§ What is required: Among these lines, how many include "Veränderungsmitteilung"? Answer only with the number.

----------

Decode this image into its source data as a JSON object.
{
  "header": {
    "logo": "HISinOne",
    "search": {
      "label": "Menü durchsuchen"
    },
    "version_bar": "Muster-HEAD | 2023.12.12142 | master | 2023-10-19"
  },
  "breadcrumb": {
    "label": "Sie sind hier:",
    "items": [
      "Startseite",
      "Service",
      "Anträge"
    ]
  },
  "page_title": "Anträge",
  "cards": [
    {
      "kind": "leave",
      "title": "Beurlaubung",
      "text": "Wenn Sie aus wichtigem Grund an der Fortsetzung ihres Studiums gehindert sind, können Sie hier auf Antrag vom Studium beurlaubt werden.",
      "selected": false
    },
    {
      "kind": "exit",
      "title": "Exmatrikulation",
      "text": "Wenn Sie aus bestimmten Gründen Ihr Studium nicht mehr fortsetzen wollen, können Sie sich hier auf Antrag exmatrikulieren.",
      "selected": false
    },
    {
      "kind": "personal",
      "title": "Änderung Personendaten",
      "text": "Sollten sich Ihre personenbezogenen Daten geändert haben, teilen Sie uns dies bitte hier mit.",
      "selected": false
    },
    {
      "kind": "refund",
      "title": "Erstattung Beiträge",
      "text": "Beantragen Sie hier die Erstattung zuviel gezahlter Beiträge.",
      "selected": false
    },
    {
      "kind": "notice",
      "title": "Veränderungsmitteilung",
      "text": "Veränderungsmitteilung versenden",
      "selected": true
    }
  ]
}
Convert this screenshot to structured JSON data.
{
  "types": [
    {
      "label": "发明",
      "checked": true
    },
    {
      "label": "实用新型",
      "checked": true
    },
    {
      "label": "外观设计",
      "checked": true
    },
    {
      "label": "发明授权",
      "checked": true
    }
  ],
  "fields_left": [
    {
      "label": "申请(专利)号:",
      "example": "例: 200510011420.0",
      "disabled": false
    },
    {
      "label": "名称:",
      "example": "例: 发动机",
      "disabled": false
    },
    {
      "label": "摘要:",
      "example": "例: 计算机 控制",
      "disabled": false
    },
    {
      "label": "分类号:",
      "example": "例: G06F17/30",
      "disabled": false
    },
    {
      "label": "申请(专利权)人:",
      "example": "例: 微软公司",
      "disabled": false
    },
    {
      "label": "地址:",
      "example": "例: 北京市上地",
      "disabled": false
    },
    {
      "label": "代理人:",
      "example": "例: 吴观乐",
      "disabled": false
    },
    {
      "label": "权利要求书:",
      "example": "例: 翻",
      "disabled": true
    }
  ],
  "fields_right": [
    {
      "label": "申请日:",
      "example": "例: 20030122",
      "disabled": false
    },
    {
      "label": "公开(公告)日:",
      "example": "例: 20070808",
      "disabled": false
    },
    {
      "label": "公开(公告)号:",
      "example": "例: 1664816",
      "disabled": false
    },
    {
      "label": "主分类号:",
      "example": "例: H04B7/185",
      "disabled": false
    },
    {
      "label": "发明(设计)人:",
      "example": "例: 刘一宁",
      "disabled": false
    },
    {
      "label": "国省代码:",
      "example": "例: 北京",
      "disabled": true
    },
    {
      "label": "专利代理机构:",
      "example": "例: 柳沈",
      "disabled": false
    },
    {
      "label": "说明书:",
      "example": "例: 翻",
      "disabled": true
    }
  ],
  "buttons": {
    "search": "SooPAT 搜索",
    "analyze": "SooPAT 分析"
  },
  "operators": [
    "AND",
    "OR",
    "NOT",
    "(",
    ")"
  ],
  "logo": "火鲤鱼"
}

----------

§ Exercise output: 2